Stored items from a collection
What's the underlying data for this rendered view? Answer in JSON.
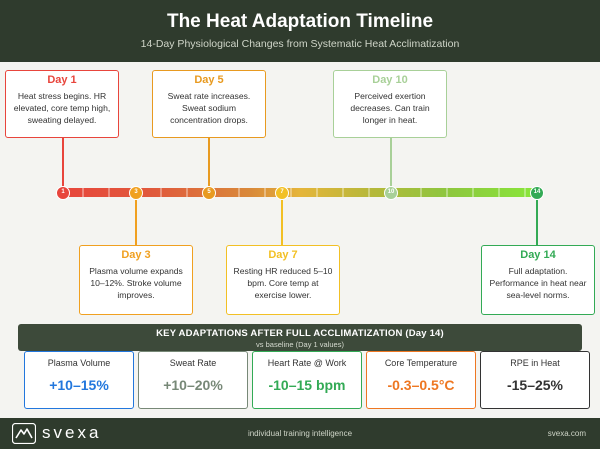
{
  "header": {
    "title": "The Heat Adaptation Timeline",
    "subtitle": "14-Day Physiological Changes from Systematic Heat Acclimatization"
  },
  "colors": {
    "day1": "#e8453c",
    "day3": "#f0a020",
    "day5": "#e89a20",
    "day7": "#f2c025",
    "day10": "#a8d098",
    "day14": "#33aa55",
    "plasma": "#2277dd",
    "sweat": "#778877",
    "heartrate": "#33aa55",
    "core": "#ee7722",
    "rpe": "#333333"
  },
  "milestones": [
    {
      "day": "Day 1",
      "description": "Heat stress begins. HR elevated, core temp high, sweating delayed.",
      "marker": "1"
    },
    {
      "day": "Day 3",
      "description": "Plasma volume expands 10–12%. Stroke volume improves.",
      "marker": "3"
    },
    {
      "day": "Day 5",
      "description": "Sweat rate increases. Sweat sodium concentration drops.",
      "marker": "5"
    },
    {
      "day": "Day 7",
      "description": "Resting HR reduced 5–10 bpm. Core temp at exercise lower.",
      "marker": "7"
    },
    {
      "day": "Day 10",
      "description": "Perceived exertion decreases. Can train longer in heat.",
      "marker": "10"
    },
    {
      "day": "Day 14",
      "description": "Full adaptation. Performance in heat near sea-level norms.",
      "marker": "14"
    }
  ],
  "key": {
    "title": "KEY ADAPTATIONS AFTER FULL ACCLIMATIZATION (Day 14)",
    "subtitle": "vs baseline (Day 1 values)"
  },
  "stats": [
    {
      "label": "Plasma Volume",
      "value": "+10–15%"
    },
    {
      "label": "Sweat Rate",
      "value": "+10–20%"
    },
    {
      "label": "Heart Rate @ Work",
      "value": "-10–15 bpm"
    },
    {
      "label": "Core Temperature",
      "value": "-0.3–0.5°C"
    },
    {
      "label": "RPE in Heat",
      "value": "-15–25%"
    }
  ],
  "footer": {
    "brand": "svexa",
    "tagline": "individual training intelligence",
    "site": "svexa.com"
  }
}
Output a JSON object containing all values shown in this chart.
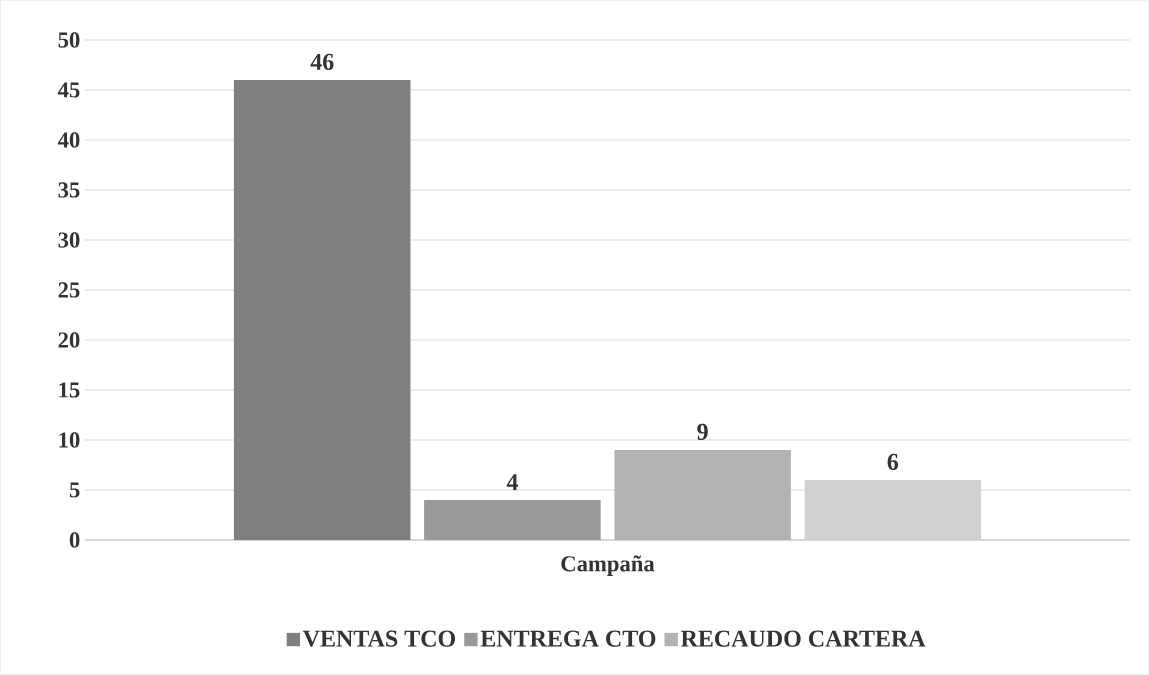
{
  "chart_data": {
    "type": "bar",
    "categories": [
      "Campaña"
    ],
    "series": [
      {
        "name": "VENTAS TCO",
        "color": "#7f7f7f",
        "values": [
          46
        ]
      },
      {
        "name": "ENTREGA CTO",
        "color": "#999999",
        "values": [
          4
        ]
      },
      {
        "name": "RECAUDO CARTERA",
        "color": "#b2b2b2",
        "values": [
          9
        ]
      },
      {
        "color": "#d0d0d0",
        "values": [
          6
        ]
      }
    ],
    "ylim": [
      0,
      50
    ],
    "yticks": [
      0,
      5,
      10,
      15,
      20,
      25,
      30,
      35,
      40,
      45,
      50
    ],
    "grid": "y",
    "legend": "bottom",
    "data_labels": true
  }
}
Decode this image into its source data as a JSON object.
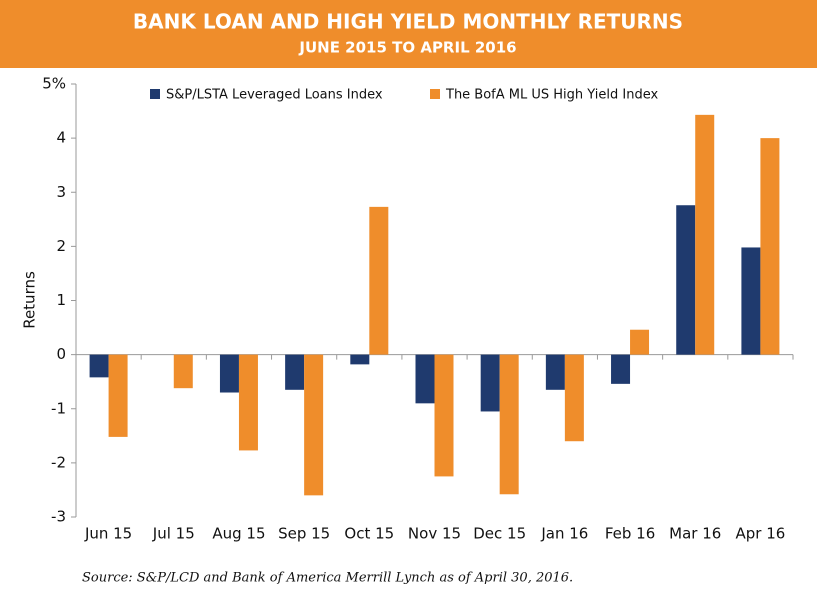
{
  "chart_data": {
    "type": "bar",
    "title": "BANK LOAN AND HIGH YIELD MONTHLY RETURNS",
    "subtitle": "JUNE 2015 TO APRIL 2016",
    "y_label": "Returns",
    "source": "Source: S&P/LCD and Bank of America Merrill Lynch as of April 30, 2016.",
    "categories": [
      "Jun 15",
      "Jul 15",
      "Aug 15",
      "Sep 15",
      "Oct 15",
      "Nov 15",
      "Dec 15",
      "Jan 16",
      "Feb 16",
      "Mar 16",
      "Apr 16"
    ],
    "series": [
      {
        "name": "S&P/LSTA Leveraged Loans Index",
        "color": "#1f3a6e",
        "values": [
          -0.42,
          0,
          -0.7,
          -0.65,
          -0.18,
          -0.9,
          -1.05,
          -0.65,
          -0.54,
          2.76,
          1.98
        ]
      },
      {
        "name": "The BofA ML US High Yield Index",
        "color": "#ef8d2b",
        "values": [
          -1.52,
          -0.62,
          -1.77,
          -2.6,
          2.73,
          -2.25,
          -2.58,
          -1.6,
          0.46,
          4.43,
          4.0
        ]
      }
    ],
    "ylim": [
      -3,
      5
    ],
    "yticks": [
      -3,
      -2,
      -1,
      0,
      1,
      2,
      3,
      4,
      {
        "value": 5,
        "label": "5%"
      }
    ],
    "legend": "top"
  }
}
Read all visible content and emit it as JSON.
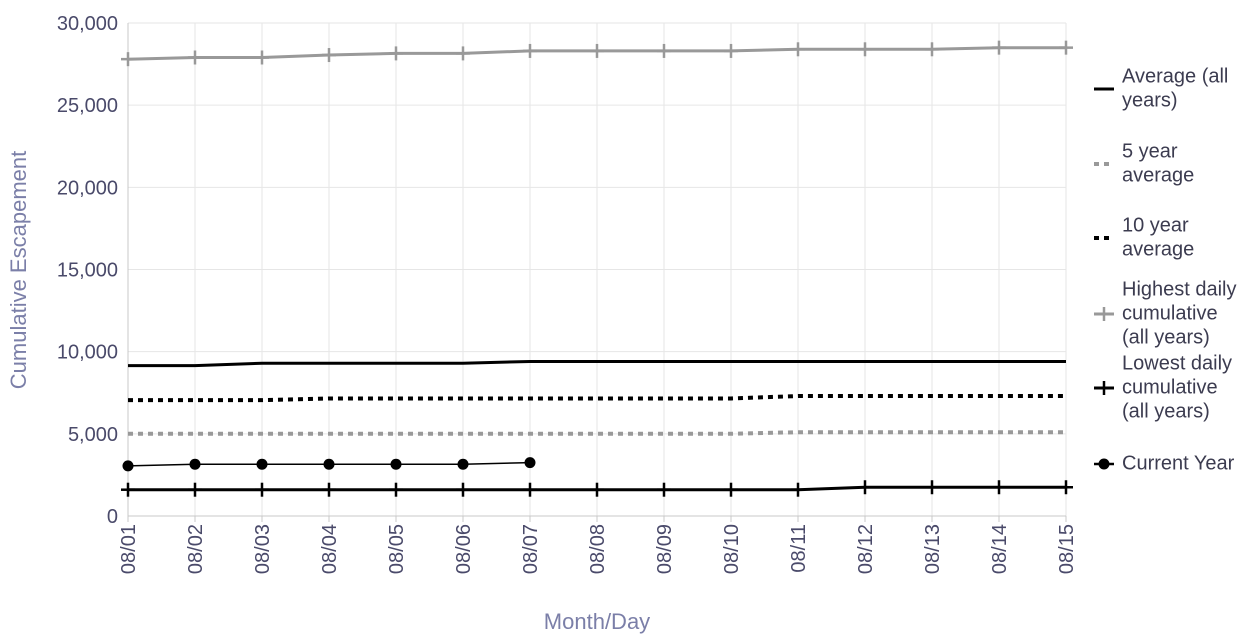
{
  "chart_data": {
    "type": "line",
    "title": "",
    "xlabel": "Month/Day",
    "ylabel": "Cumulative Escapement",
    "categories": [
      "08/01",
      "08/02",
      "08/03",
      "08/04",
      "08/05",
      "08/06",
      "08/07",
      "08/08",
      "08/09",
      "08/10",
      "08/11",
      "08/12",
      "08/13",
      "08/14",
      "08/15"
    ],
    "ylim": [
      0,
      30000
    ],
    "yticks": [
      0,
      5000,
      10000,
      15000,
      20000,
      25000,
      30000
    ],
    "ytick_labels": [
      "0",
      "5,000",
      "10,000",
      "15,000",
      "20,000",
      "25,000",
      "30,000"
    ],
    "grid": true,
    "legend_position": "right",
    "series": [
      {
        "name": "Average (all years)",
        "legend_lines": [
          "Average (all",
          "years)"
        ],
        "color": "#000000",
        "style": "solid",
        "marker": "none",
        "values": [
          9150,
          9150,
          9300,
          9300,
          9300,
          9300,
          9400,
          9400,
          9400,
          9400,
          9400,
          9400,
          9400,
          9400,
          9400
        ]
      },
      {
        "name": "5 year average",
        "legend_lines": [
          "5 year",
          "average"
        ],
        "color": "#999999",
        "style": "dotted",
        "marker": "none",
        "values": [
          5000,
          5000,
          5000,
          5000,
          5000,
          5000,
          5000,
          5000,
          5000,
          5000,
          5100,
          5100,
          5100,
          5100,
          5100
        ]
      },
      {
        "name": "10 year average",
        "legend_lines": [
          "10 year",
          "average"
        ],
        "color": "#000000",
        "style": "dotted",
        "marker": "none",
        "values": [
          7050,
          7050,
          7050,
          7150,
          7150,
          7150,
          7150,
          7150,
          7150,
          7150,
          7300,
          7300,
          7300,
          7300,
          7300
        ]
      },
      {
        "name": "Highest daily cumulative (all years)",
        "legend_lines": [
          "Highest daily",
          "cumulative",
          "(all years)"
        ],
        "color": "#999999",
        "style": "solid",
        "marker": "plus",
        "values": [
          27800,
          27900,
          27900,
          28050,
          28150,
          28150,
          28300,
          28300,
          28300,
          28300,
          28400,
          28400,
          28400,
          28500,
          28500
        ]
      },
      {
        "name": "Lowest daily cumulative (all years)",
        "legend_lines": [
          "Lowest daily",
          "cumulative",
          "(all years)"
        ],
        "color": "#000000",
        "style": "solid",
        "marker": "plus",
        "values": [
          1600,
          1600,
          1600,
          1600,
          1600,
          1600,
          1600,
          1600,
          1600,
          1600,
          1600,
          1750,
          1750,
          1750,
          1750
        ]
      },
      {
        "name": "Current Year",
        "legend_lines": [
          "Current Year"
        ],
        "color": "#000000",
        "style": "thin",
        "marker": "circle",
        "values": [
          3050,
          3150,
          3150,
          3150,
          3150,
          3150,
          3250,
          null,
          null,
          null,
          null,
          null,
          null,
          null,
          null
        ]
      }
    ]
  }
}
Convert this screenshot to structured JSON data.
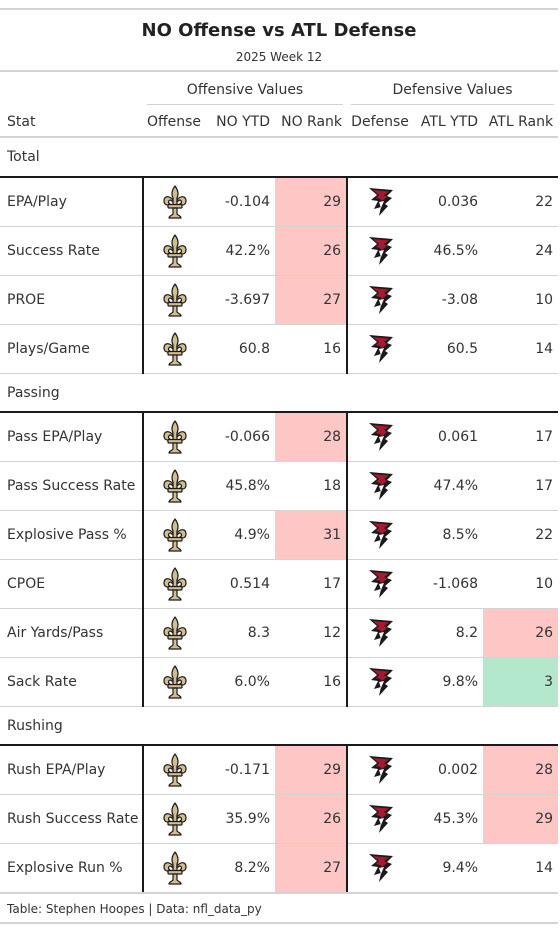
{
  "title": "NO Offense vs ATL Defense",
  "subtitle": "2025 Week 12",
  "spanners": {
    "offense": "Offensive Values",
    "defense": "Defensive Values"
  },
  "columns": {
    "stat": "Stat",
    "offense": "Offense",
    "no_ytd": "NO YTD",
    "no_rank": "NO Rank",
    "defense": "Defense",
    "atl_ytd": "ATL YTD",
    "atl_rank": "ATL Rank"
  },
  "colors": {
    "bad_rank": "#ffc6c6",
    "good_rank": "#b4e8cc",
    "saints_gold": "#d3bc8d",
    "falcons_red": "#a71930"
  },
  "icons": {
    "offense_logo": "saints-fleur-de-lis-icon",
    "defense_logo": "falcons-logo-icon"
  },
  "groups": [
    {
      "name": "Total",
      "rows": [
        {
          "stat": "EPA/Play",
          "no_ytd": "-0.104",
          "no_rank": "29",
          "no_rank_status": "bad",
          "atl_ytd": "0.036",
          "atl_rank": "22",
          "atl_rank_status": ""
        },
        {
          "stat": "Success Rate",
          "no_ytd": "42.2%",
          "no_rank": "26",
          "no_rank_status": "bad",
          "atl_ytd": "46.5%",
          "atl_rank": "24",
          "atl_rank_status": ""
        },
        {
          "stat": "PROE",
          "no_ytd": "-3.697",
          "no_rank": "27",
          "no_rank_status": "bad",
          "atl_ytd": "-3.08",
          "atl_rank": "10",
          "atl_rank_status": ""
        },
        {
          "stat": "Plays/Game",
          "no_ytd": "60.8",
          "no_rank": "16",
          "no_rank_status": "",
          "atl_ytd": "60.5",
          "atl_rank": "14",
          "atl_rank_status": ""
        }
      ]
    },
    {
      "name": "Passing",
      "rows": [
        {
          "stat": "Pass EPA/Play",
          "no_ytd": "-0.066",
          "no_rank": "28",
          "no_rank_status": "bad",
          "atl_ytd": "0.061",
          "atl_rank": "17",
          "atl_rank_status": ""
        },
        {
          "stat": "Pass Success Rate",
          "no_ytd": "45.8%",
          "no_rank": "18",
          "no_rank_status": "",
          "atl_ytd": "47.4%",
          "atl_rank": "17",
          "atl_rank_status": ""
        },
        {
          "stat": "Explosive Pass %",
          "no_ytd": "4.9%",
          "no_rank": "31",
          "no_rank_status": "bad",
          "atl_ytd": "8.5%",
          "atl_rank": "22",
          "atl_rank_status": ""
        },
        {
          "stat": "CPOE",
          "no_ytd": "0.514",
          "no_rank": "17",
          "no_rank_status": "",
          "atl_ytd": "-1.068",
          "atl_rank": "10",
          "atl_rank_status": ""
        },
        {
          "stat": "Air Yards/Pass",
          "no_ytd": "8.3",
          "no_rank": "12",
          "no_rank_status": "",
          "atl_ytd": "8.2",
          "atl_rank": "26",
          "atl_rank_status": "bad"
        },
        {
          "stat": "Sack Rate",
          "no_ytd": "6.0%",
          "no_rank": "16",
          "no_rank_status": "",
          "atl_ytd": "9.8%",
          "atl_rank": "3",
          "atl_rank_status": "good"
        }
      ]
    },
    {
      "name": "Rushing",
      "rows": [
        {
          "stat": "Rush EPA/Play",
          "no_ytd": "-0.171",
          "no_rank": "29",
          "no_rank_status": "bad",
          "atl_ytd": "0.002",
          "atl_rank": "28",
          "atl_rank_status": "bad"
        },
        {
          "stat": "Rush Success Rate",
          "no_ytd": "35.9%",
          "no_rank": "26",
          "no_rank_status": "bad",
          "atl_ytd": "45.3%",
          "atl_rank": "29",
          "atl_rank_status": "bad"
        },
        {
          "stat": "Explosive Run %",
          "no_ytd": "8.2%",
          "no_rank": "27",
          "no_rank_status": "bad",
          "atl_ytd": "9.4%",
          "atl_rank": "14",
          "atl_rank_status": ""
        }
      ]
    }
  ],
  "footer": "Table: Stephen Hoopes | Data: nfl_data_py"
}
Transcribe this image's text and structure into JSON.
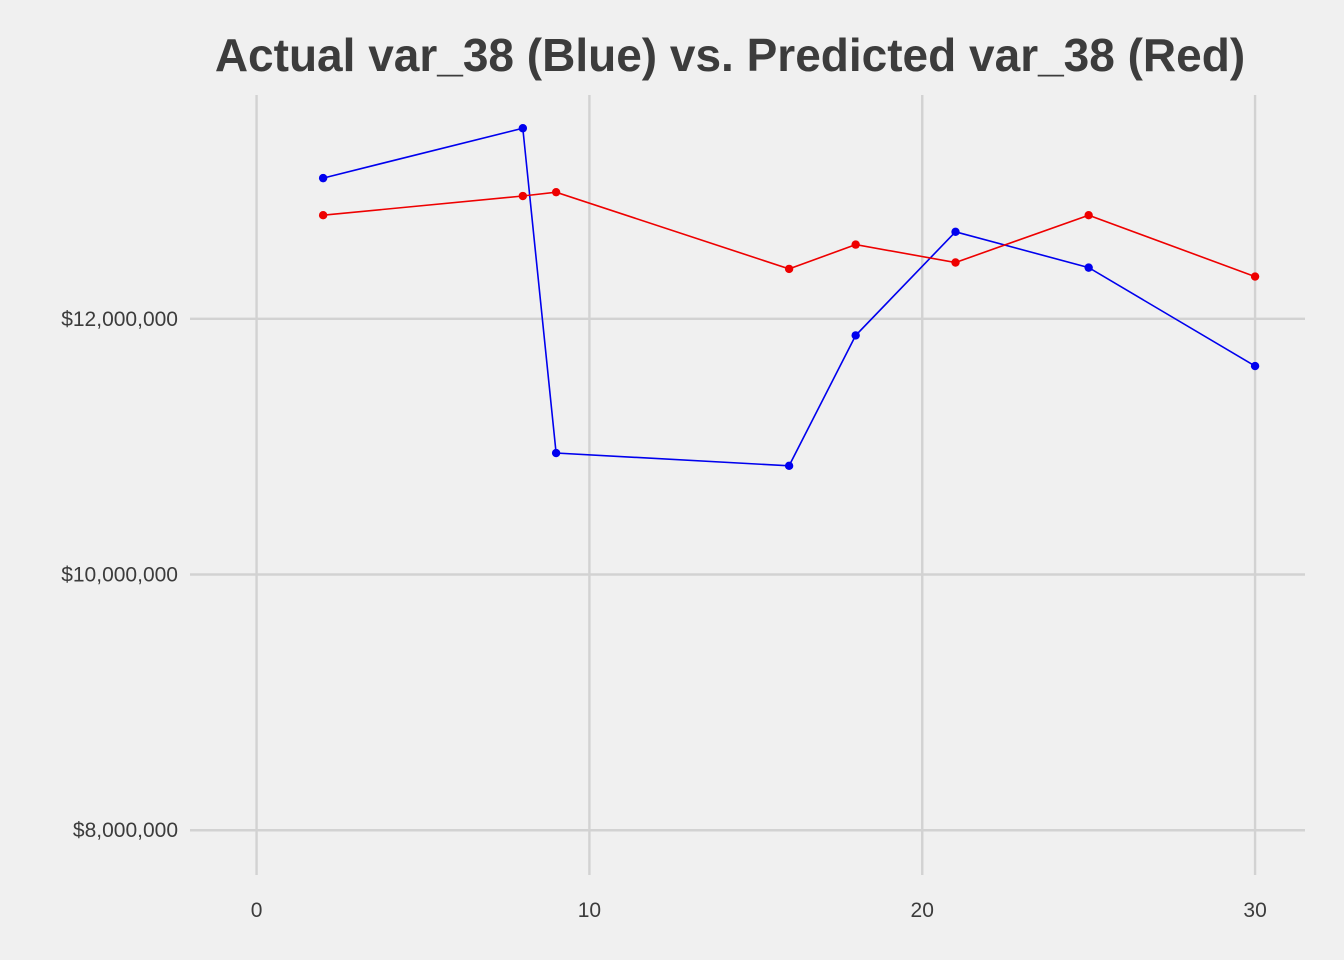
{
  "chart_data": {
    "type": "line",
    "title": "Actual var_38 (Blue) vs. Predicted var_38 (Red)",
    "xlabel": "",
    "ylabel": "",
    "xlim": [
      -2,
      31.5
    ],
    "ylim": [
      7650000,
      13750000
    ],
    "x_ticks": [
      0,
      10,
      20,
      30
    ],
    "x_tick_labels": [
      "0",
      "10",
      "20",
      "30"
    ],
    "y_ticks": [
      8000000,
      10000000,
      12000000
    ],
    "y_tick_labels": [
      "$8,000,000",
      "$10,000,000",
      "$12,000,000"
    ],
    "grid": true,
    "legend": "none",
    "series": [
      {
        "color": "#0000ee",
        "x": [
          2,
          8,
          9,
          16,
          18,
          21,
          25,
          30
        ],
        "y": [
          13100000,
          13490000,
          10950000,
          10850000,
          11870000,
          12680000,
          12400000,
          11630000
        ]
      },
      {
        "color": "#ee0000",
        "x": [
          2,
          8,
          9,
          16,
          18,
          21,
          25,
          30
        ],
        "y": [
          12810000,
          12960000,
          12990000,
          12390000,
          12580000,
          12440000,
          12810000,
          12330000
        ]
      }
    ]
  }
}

**WHAT NEEDS TO BE DONE**
Show every line in the entries where the string "ylabel" occurs.

**RESPONSE TO THIS EXERCISE**
    "ylabel": "Cumulative Escapement",
    "ylabel": "",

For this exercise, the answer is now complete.